Le journaliste britannique Alex Taylor, habitué des revues de presse européennes, se penche à nouveau sur le Brexit dans son nouvel ouvrage Brexit – l’Autopsie d’une illusion. Celui qui depuis a obtenu la nationalité française revient sur les raisons de ce vote et les désillusions du référendum mais aussi sur son sentiment face à la situation politique britannique. Londres Mag s’est entretenu avec celui pour qui Europe est bien plus qu’un simple mot.
Son père s’est battu pendant la Seconde Guerre mondiale. Sa mère était secrétaire sous les bombes. C’est donc plus qu’une histoire personnelle que livre le journaliste Alex Taylor dans son nouvel ouvrage. « J’ai intitulé ce livre “Brexit, l’autopsie d’une illusion“, par provocation. « Anatomie » aurait été plus neutre. Tant pis ! Je vais examiner au scalpel le véritable mobile du meurtre. Les détectives fraîchement débarqués sur le lieu du crime ont du mal à trouver les « pistes. » Londres Mag a rencontré celui qui a mené l’enquête historique, politique et sociologique sur le Brexit.

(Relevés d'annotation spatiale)
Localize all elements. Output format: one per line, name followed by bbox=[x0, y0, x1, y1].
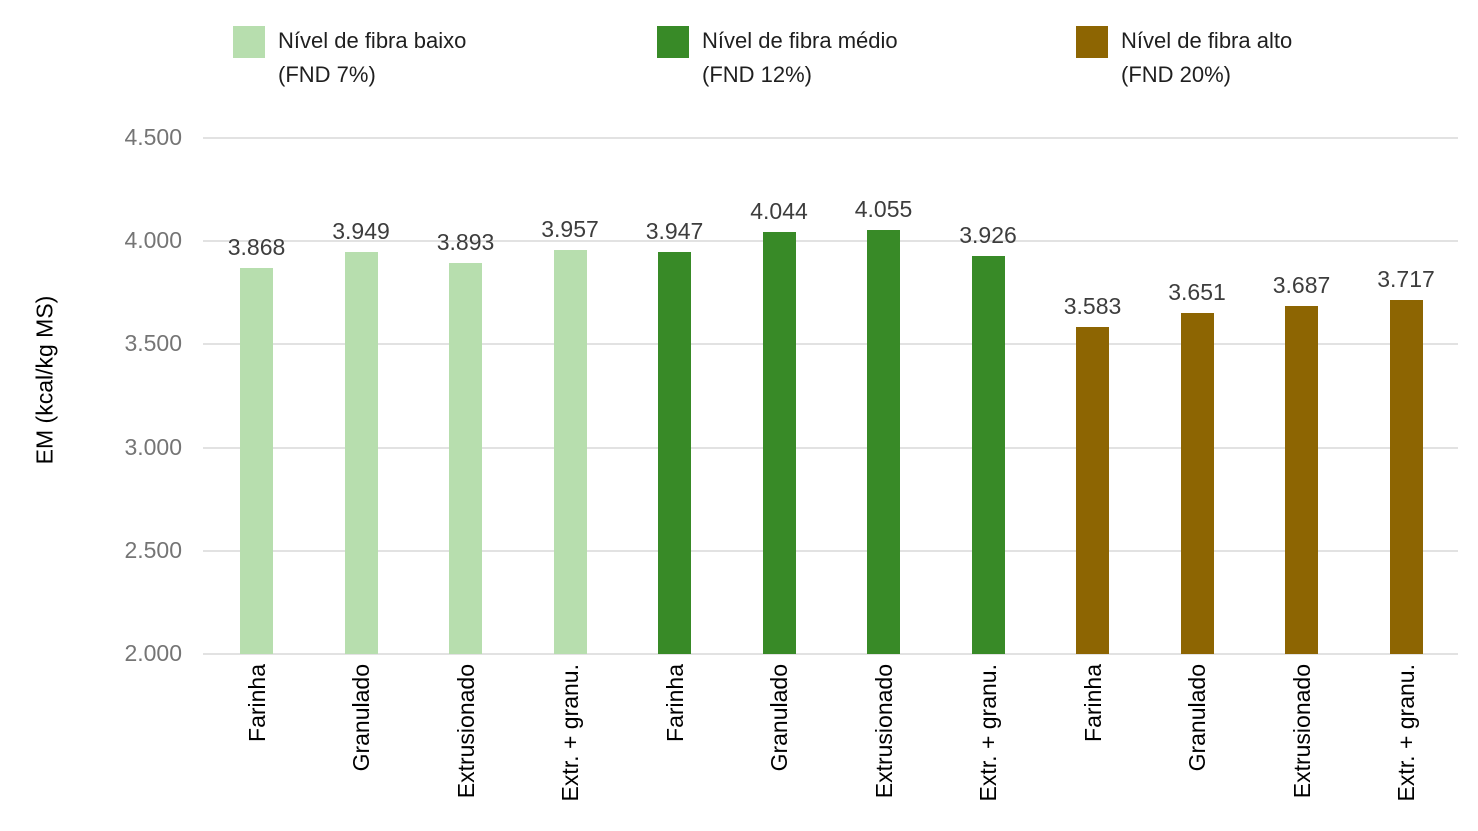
bar-value-label: 3.717 bbox=[1377, 265, 1435, 292]
gridline bbox=[203, 343, 1458, 346]
x-tick-label: Extrusionado bbox=[870, 664, 897, 799]
x-tick-label: Farinha bbox=[243, 664, 270, 742]
gridline bbox=[203, 549, 1458, 552]
bar bbox=[1180, 313, 1214, 654]
bar-value-label: 3.687 bbox=[1272, 271, 1331, 298]
x-tick-label: Extrusionado bbox=[1288, 664, 1315, 799]
legend-label-line1: Nível de fibra alto bbox=[1121, 28, 1293, 53]
x-tick-label: Granulado bbox=[1184, 664, 1210, 772]
x-tick-label: Farinha bbox=[661, 664, 688, 742]
bar bbox=[344, 251, 378, 654]
legend-label: Nível de fibra alto (FND 20%) bbox=[1121, 24, 1292, 92]
gridline bbox=[203, 446, 1458, 449]
bar bbox=[553, 250, 587, 654]
gridline bbox=[203, 137, 1458, 139]
x-tick-label: Extr. + granu. bbox=[557, 664, 583, 802]
y-tick-label: 2.500 bbox=[124, 536, 182, 563]
x-tick-label: Extr. + granu. bbox=[975, 664, 1001, 802]
bar bbox=[1076, 327, 1109, 654]
bar-value-label: 3.926 bbox=[959, 222, 1017, 249]
bar bbox=[1285, 305, 1318, 654]
y-tick-label: 4.000 bbox=[124, 227, 182, 254]
legend-swatch bbox=[1076, 26, 1108, 58]
bar-value-label: 3.651 bbox=[1168, 279, 1226, 306]
legend-label-line1: Nível de fibra baixo bbox=[278, 28, 467, 53]
y-tick-label: 2.000 bbox=[124, 640, 182, 666]
gridline bbox=[203, 240, 1458, 243]
bar bbox=[762, 232, 796, 654]
bar bbox=[971, 256, 1005, 654]
x-tick-label: Extrusionado bbox=[452, 664, 479, 799]
y-tick-label: 4.500 bbox=[124, 124, 182, 150]
gridline bbox=[203, 653, 1458, 655]
bar-value-label: 3.949 bbox=[332, 217, 390, 244]
bar-value-label: 4.055 bbox=[854, 195, 913, 222]
bar-value-label: 3.947 bbox=[645, 218, 704, 245]
legend-item: Nível de fibra alto (FND 20%) bbox=[1076, 24, 1292, 92]
bar bbox=[240, 268, 273, 654]
legend-swatch bbox=[233, 26, 265, 58]
x-tick-label: Extr. + granu. bbox=[1393, 664, 1419, 802]
legend-label-line2: (FND 7%) bbox=[278, 62, 376, 87]
bar bbox=[658, 252, 691, 654]
legend-label-line1: Nível de fibra médio bbox=[702, 28, 898, 53]
legend-label-line2: (FND 20%) bbox=[1121, 62, 1232, 87]
legend-swatch bbox=[657, 26, 689, 58]
legend-label-line2: (FND 12%) bbox=[702, 62, 813, 87]
bar-value-label: 3.893 bbox=[436, 229, 495, 256]
x-tick-label: Farinha bbox=[1079, 664, 1106, 742]
bar-value-label: 4.044 bbox=[750, 198, 808, 225]
legend-item: Nível de fibra médio (FND 12%) bbox=[657, 24, 898, 92]
bar bbox=[1389, 299, 1423, 654]
x-tick-label: Granulado bbox=[348, 664, 374, 772]
plot-area: 3.868 3.949 3.893 3.957 3.947 4.044 4.055 3.926… bbox=[203, 137, 1458, 655]
bar-value-label: 3.868 bbox=[227, 234, 286, 261]
bar bbox=[449, 263, 482, 654]
legend-item: Nível de fibra baixo (FND 7%) bbox=[233, 24, 466, 92]
bar-value-label: 3.583 bbox=[1063, 293, 1122, 320]
bar-value-label: 3.957 bbox=[541, 216, 599, 243]
legend-label: Nível de fibra baixo (FND 7%) bbox=[278, 24, 466, 92]
y-tick-label: 3.000 bbox=[124, 433, 182, 460]
x-tick-label: Granulado bbox=[766, 664, 792, 772]
bar bbox=[867, 229, 900, 654]
y-tick-label: 3.500 bbox=[124, 330, 182, 357]
legend-label: Nível de fibra médio (FND 12%) bbox=[702, 24, 898, 92]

▶ [Actions à mener]
**A)** D'après l'extrait sur le livre d'Alex Taylor consacré au Brexit, quelle était la fonction de sa mère ?
**B)** Dans l'extrait sur le livre consacré au Brexit, substituez « déceptions » à « désillusions », puis recopiez le passage qui s'ouvre sur les mots « Le journaliste britannique » et se clôt sur « qu’un simple mot. ».

▶ [Corrigé par tâche]
**A)** Elle était secrétaire sous les bombes.

**B)**
Le journaliste britannique Alex Taylor, habitué des revues de presse européennes, se penche à nouveau sur le Brexit dans son nouvel ouvrage Brexit – l’Autopsie d’une illusion. Celui qui depuis a obtenu la nationalité française revient sur les raisons de ce vote et les déceptions du référendum mais aussi sur son sentiment face à la situation politique britannique. Londres Mag s’est entretenu avec celui pour qui Europe est bien plus qu’un simple mot.